[Start of Records for this exercise]
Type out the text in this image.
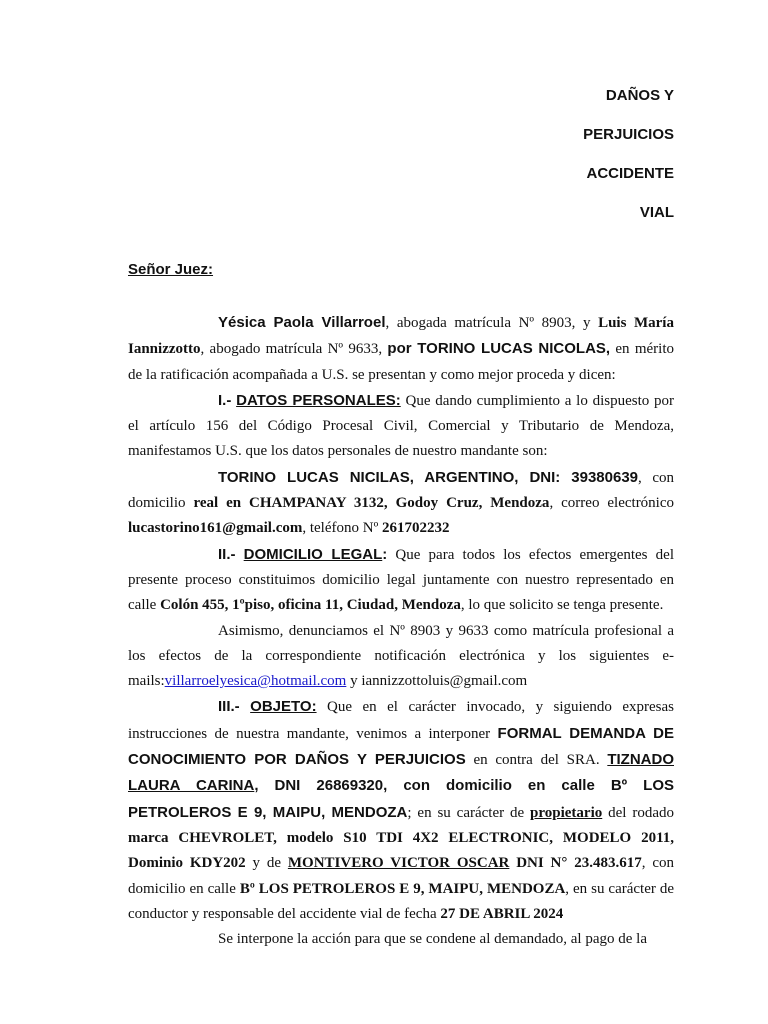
DAÑOS Y
PERJUICIOS
ACCIDENTE
VIAL
Señor Juez:

Yésica Paola Villarroel, abogada matrícula Nº 8903, y Luis María Iannizzotto, abogado matrícula Nº 9633, por TORINO LUCAS NICOLAS, en mérito de la ratificación acompañada a U.S. se presentan y como mejor proceda y dicen:

I.- DATOS PERSONALES: Que dando cumplimiento a lo dispuesto por el artículo 156 del Código Procesal Civil, Comercial y Tributario de Mendoza, manifestamos U.S. que los datos personales de nuestro mandante son:

TORINO LUCAS NICILAS, ARGENTINO, DNI: 39380639, con domicilio real en CHAMPANAY 3132, Godoy Cruz, Mendoza, correo electrónico lucastorino161@gmail.com, teléfono Nº 261702232

II.- DOMICILIO LEGAL: Que para todos los efectos emergentes del presente proceso constituimos domicilio legal juntamente con nuestro representado en calle Colón 455, 1ºpiso, oficina 11, Ciudad, Mendoza, lo que solicito se tenga presente.

Asimismo, denunciamos el Nº 8903 y 9633 como matrícula profesional a los efectos de la correspondiente notificación electrónica y los siguientes e-mails:villarroelyesica@hotmail.com y iannizzottoluis@gmail.com

III.- OBJETO: Que en el carácter invocado, y siguiendo expresas instrucciones de nuestra mandante, venimos a interponer FORMAL DEMANDA DE CONOCIMIENTO POR DAÑOS Y PERJUICIOS en contra del SRA. TIZNADO LAURA CARINA, DNI 26869320, con domicilio en calle Bº LOS PETROLEROS E 9, MAIPU, MENDOZA; en su carácter de propietario del rodado marca CHEVROLET, modelo S10 TDI 4X2 ELECTRONIC, MODELO 2011, Dominio KDY202 y de MONTIVERO VICTOR OSCAR DNI N° 23.483.617, con domicilio en calle Bº LOS PETROLEROS E 9, MAIPU, MENDOZA, en su carácter de conductor y responsable del accidente vial de fecha 27 DE ABRIL 2024

Se interpone la acción para que se condene al demandado, al pago de la
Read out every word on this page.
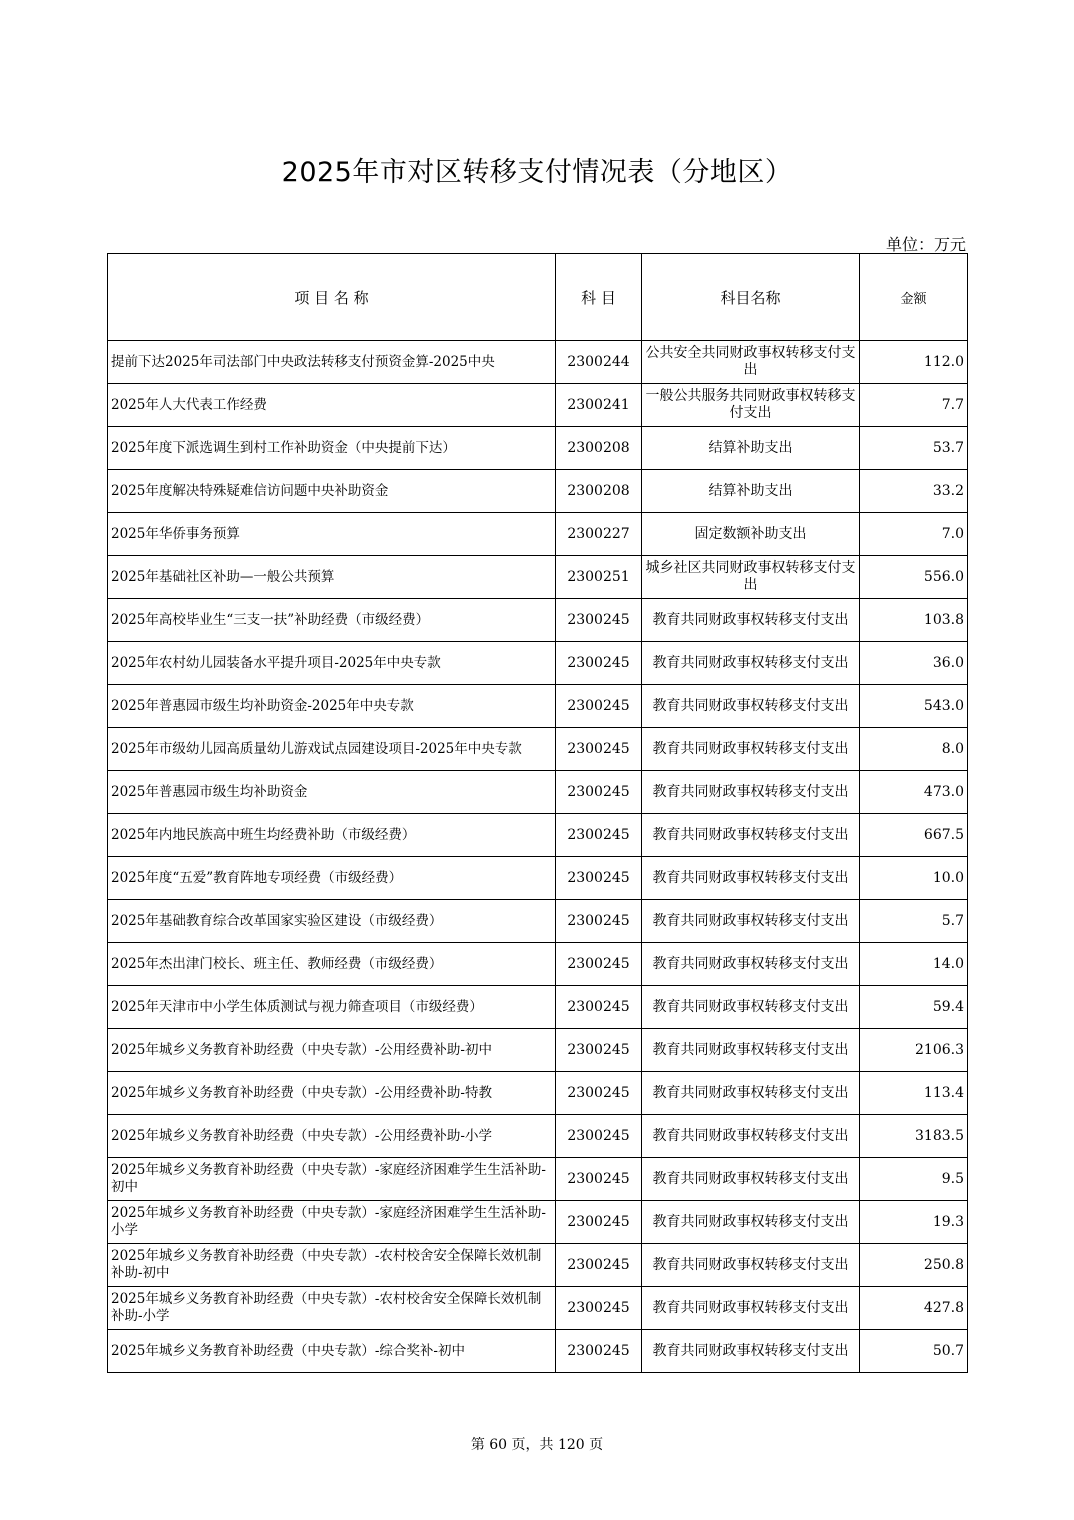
2025年市对区转移支付情况表（分地区）
单位：万元
项 目 名 称	科 目	科目名称	金额
提前下达2025年司法部门中央政法转移支付预资金算-2025中央	2300244	公共安全共同财政事权转移支付支出	112.0
2025年人大代表工作经费	2300241	一般公共服务共同财政事权转移支付支出	7.7
2025年度下派选调生到村工作补助资金（中央提前下达）	2300208	结算补助支出	53.7
2025年度解决特殊疑难信访问题中央补助资金	2300208	结算补助支出	33.2
2025年华侨事务预算	2300227	固定数额补助支出	7.0
2025年基础社区补助—一般公共预算	2300251	城乡社区共同财政事权转移支付支出	556.0
2025年高校毕业生“三支一扶”补助经费（市级经费）	2300245	教育共同财政事权转移支付支出	103.8
2025年农村幼儿园装备水平提升项目-2025年中央专款	2300245	教育共同财政事权转移支付支出	36.0
2025年普惠园市级生均补助资金-2025年中央专款	2300245	教育共同财政事权转移支付支出	543.0
2025年市级幼儿园高质量幼儿游戏试点园建设项目-2025年中央专款	2300245	教育共同财政事权转移支付支出	8.0
2025年普惠园市级生均补助资金	2300245	教育共同财政事权转移支付支出	473.0
2025年内地民族高中班生均经费补助（市级经费）	2300245	教育共同财政事权转移支付支出	667.5
2025年度“五爱”教育阵地专项经费（市级经费）	2300245	教育共同财政事权转移支付支出	10.0
2025年基础教育综合改革国家实验区建设（市级经费）	2300245	教育共同财政事权转移支付支出	5.7
2025年杰出津门校长、班主任、教师经费（市级经费）	2300245	教育共同财政事权转移支付支出	14.0
2025年天津市中小学生体质测试与视力筛查项目（市级经费）	2300245	教育共同财政事权转移支付支出	59.4
2025年城乡义务教育补助经费（中央专款）-公用经费补助-初中	2300245	教育共同财政事权转移支付支出	2106.3
2025年城乡义务教育补助经费（中央专款）-公用经费补助-特教	2300245	教育共同财政事权转移支付支出	113.4
2025年城乡义务教育补助经费（中央专款）-公用经费补助-小学	2300245	教育共同财政事权转移支付支出	3183.5
2025年城乡义务教育补助经费（中央专款）-家庭经济困难学生生活补助-初中	2300245	教育共同财政事权转移支付支出	9.5
2025年城乡义务教育补助经费（中央专款）-家庭经济困难学生生活补助-小学	2300245	教育共同财政事权转移支付支出	19.3
2025年城乡义务教育补助经费（中央专款）-农村校舍安全保障长效机制补助-初中	2300245	教育共同财政事权转移支付支出	250.8
2025年城乡义务教育补助经费（中央专款）-农村校舍安全保障长效机制补助-小学	2300245	教育共同财政事权转移支付支出	427.8
2025年城乡义务教育补助经费（中央专款）-综合奖补-初中	2300245	教育共同财政事权转移支付支出	50.7
第 60 页，共 120 页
[End of Records for this exercise]
Tally the lines above that contain the word "家庭经济困难学生生活补助", and reply with only the number.

2